DIRECTIONS FOR THIS TASK: Copy every record below exactly as written, but leave out the pictures.

Dataset entries:
::::
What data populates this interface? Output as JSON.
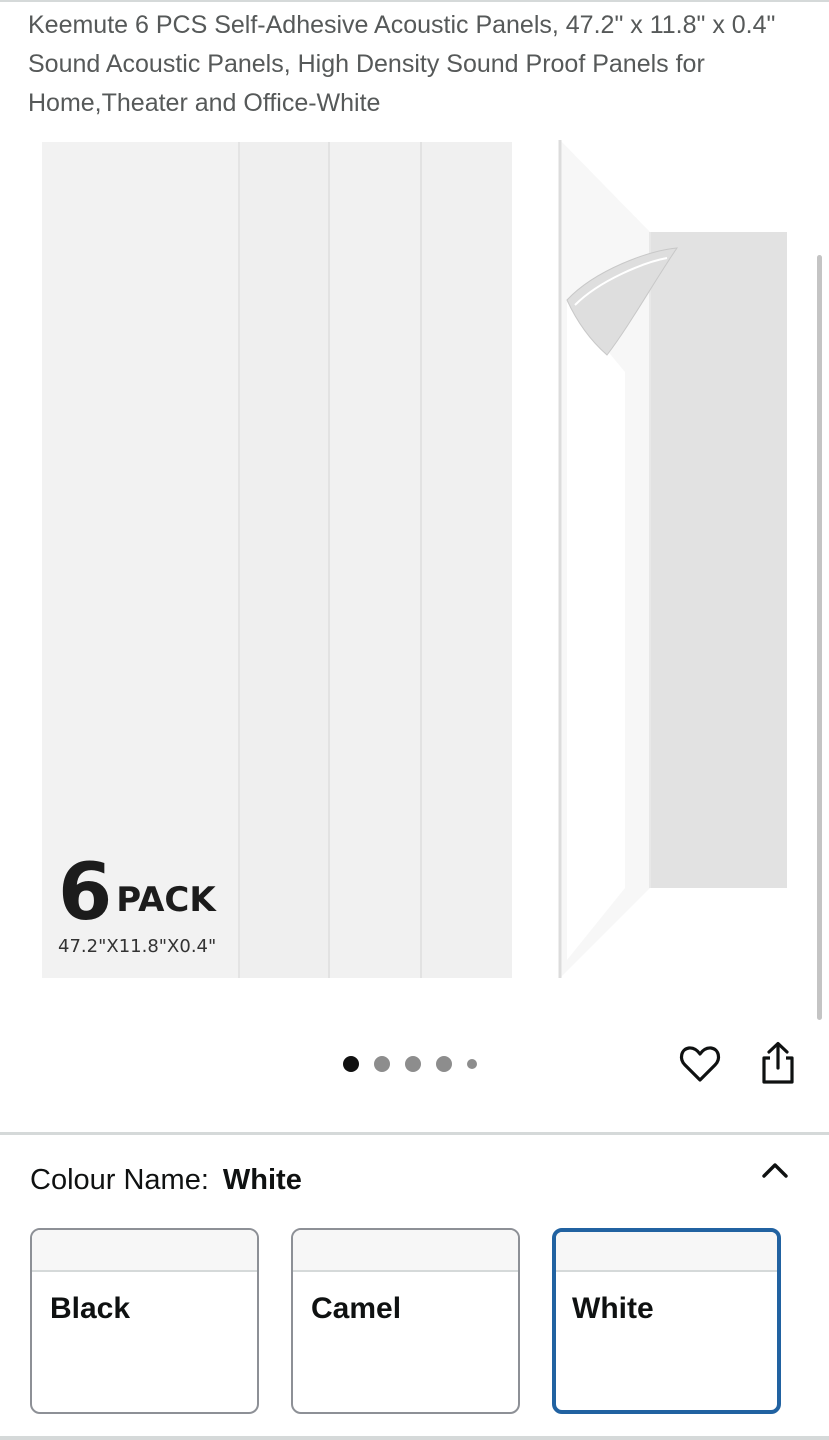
{
  "product": {
    "title": "Keemute 6 PCS Self-Adhesive Acoustic Panels, 47.2\" x 11.8\" x 0.4\" Sound Acoustic Panels, High Density Sound Proof Panels for Home,Theater and Office-White"
  },
  "image": {
    "badge_number": "6",
    "badge_word": "PACK",
    "badge_dimensions": "47.2\"X11.8\"X0.4\"",
    "dots_total": 5,
    "dots_active_index": 0
  },
  "actions": {
    "wishlist_icon": "heart-icon",
    "share_icon": "share-icon"
  },
  "variation": {
    "label": "Colour Name:",
    "selected": "White",
    "toggle_icon": "chevron-up-icon",
    "options": [
      {
        "name": "Black"
      },
      {
        "name": "Camel"
      },
      {
        "name": "White"
      }
    ]
  },
  "colors": {
    "selected_border": "#2162a1",
    "title_text": "#565959"
  }
}
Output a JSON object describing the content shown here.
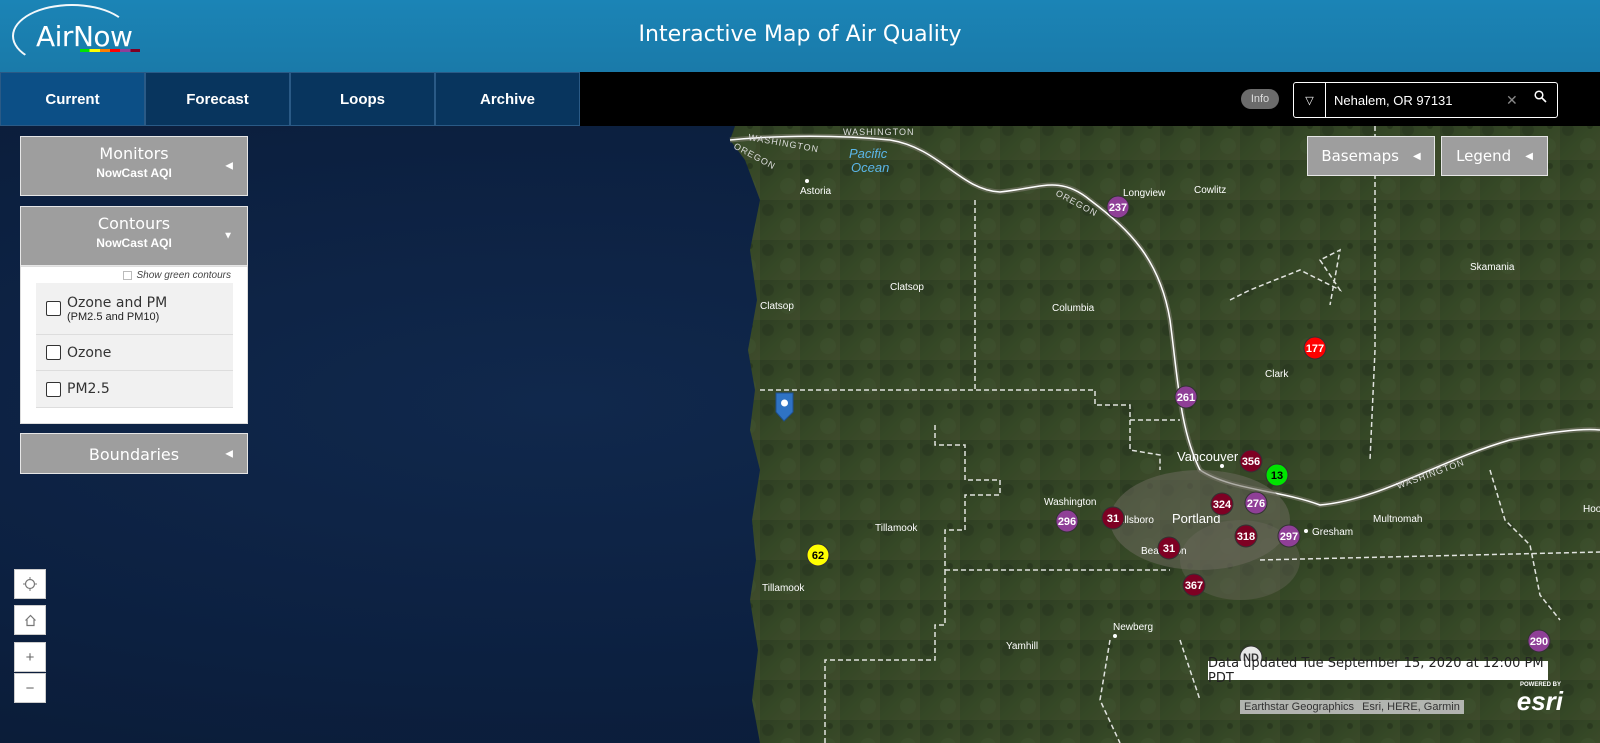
{
  "header": {
    "logo_text": "AirNow",
    "title": "Interactive Map of Air Quality"
  },
  "nav": {
    "tabs": [
      {
        "label": "Current",
        "active": true
      },
      {
        "label": "Forecast",
        "active": false
      },
      {
        "label": "Loops",
        "active": false
      },
      {
        "label": "Archive",
        "active": false
      }
    ],
    "info_label": "Info"
  },
  "search": {
    "value": "Nehalem, OR 97131",
    "clear_icon": "close-icon",
    "search_icon": "search-icon"
  },
  "panels": {
    "monitors": {
      "title": "Monitors",
      "subtitle": "NowCast AQI"
    },
    "contours": {
      "title": "Contours",
      "subtitle": "NowCast AQI",
      "green_option": "Show green contours",
      "options": [
        {
          "label": "Ozone and PM",
          "sub": "(PM2.5 and PM10)"
        },
        {
          "label": "Ozone",
          "sub": ""
        },
        {
          "label": "PM2.5",
          "sub": ""
        }
      ]
    },
    "boundaries": {
      "title": "Boundaries"
    }
  },
  "map_tools": {
    "basemaps": "Basemaps",
    "legend": "Legend"
  },
  "map_controls": {
    "zoom_in": "+",
    "zoom_out": "−"
  },
  "place_labels": {
    "washington_1": "WASHINGTON",
    "washington_2": "WASHINGTON",
    "washington_3": "WASHINGTON",
    "oregon_1": "OREGON",
    "oregon_2": "OREGON",
    "pacific": "Pacific",
    "ocean": "Ocean",
    "astoria": "Astoria",
    "longview": "Longview",
    "cowlitz": "Cowlitz",
    "clatsop_1": "Clatsop",
    "clatsop_2": "Clatsop",
    "columbia": "Columbia",
    "skamania": "Skamania",
    "clark": "Clark",
    "vancouver": "Vancouver",
    "washington_county": "Washington",
    "hillsboro": "Hillsboro",
    "portland": "Portland",
    "gresham": "Gresham",
    "multnomah": "Multnomah",
    "beaverton": "Beaverton",
    "tillamook_county": "Tillamook",
    "tillamook_city": "Tillamook",
    "yamhill": "Yamhill",
    "newberg": "Newberg",
    "hood": "Hoo"
  },
  "monitors": [
    {
      "value": "62",
      "color": "#ffff00",
      "text_color": "#000000"
    },
    {
      "value": "237",
      "color": "#8f3f97",
      "text_color": "#ffffff"
    },
    {
      "value": "177",
      "color": "#ff0000",
      "text_color": "#ffffff"
    },
    {
      "value": "261",
      "color": "#8f3f97",
      "text_color": "#ffffff"
    },
    {
      "value": "356",
      "color": "#7e0023",
      "text_color": "#ffffff"
    },
    {
      "value": "13",
      "color": "#00e400",
      "text_color": "#000000"
    },
    {
      "value": "324",
      "color": "#7e0023",
      "text_color": "#ffffff"
    },
    {
      "value": "276",
      "color": "#8f3f97",
      "text_color": "#ffffff"
    },
    {
      "value": "296",
      "color": "#8f3f97",
      "text_color": "#ffffff"
    },
    {
      "value": "31",
      "color": "#7e0023",
      "text_color": "#ffffff"
    },
    {
      "value": "318",
      "color": "#7e0023",
      "text_color": "#ffffff"
    },
    {
      "value": "297",
      "color": "#8f3f97",
      "text_color": "#ffffff"
    },
    {
      "value": "31",
      "color": "#7e0023",
      "text_color": "#ffffff"
    },
    {
      "value": "367",
      "color": "#7e0023",
      "text_color": "#ffffff"
    },
    {
      "value": "ND",
      "color": "#e8e8e8",
      "text_color": "#333333"
    },
    {
      "value": "290",
      "color": "#8f3f97",
      "text_color": "#ffffff"
    }
  ],
  "footer": {
    "updated": "Data updated Tue September 15, 2020 at 12:00 PM PDT",
    "attribution_1": "Earthstar Geographics",
    "attribution_2": "Esri, HERE, Garmin",
    "esri_powered": "POWERED BY",
    "esri_name": "esri"
  }
}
::::
CORRECT RESULT:
What data populates this interface? Output as JSON.
{
  "product": {
    "title": "Keemute 6 PCS Self-Adhesive Acoustic Panels, 47.2\" x 11.8\" x 0.4\" Sound Acoustic Panels, High Density Sound Proof Panels for Home,Theater and Office-White"
  },
  "image": {
    "badge_number": "6",
    "badge_word": "PACK",
    "badge_dimensions": "47.2\"X11.8\"X0.4\"",
    "dots_total": 5,
    "dots_active_index": 0
  },
  "actions": {
    "wishlist_icon": "heart-icon",
    "share_icon": "share-icon"
  },
  "variation": {
    "label": "Colour Name:",
    "selected": "White",
    "toggle_icon": "chevron-up-icon",
    "options": [
      {
        "name": "Black"
      },
      {
        "name": "Camel"
      },
      {
        "name": "White"
      }
    ]
  },
  "colors": {
    "selected_border": "#2162a1",
    "title_text": "#565959"
  }
}
Output a JSON object describing the content shown here.
{
  "header": {
    "logo_text": "AirNow",
    "title": "Interactive Map of Air Quality"
  },
  "nav": {
    "tabs": [
      {
        "label": "Current",
        "active": true
      },
      {
        "label": "Forecast",
        "active": false
      },
      {
        "label": "Loops",
        "active": false
      },
      {
        "label": "Archive",
        "active": false
      }
    ],
    "info_label": "Info"
  },
  "search": {
    "value": "Nehalem, OR 97131",
    "clear_icon": "close-icon",
    "search_icon": "search-icon"
  },
  "panels": {
    "monitors": {
      "title": "Monitors",
      "subtitle": "NowCast AQI"
    },
    "contours": {
      "title": "Contours",
      "subtitle": "NowCast AQI",
      "green_option": "Show green contours",
      "options": [
        {
          "label": "Ozone and PM",
          "sub": "(PM2.5 and PM10)"
        },
        {
          "label": "Ozone",
          "sub": ""
        },
        {
          "label": "PM2.5",
          "sub": ""
        }
      ]
    },
    "boundaries": {
      "title": "Boundaries"
    }
  },
  "map_tools": {
    "basemaps": "Basemaps",
    "legend": "Legend"
  },
  "map_controls": {
    "zoom_in": "+",
    "zoom_out": "−"
  },
  "place_labels": {
    "washington_1": "WASHINGTON",
    "washington_2": "WASHINGTON",
    "washington_3": "WASHINGTON",
    "oregon_1": "OREGON",
    "oregon_2": "OREGON",
    "pacific": "Pacific",
    "ocean": "Ocean",
    "astoria": "Astoria",
    "longview": "Longview",
    "cowlitz": "Cowlitz",
    "clatsop_1": "Clatsop",
    "clatsop_2": "Clatsop",
    "columbia": "Columbia",
    "skamania": "Skamania",
    "clark": "Clark",
    "vancouver": "Vancouver",
    "washington_county": "Washington",
    "hillsboro": "Hillsboro",
    "portland": "Portland",
    "gresham": "Gresham",
    "multnomah": "Multnomah",
    "beaverton": "Beaverton",
    "tillamook_county": "Tillamook",
    "tillamook_city": "Tillamook",
    "yamhill": "Yamhill",
    "newberg": "Newberg",
    "hood": "Hoo"
  },
  "monitors": [
    {
      "value": "62",
      "color": "#ffff00",
      "text_color": "#000000"
    },
    {
      "value": "237",
      "color": "#8f3f97",
      "text_color": "#ffffff"
    },
    {
      "value": "177",
      "color": "#ff0000",
      "text_color": "#ffffff"
    },
    {
      "value": "261",
      "color": "#8f3f97",
      "text_color": "#ffffff"
    },
    {
      "value": "356",
      "color": "#7e0023",
      "text_color": "#ffffff"
    },
    {
      "value": "13",
      "color": "#00e400",
      "text_color": "#000000"
    },
    {
      "value": "324",
      "color": "#7e0023",
      "text_color": "#ffffff"
    },
    {
      "value": "276",
      "color": "#8f3f97",
      "text_color": "#ffffff"
    },
    {
      "value": "296",
      "color": "#8f3f97",
      "text_color": "#ffffff"
    },
    {
      "value": "31",
      "color": "#7e0023",
      "text_color": "#ffffff"
    },
    {
      "value": "318",
      "color": "#7e0023",
      "text_color": "#ffffff"
    },
    {
      "value": "297",
      "color": "#8f3f97",
      "text_color": "#ffffff"
    },
    {
      "value": "31",
      "color": "#7e0023",
      "text_color": "#ffffff"
    },
    {
      "value": "367",
      "color": "#7e0023",
      "text_color": "#ffffff"
    },
    {
      "value": "ND",
      "color": "#e8e8e8",
      "text_color": "#333333"
    },
    {
      "value": "290",
      "color": "#8f3f97",
      "text_color": "#ffffff"
    }
  ],
  "footer": {
    "updated": "Data updated Tue September 15, 2020 at 12:00 PM PDT",
    "attribution_1": "Earthstar Geographics",
    "attribution_2": "Esri, HERE, Garmin",
    "esri_powered": "POWERED BY",
    "esri_name": "esri"
  }
}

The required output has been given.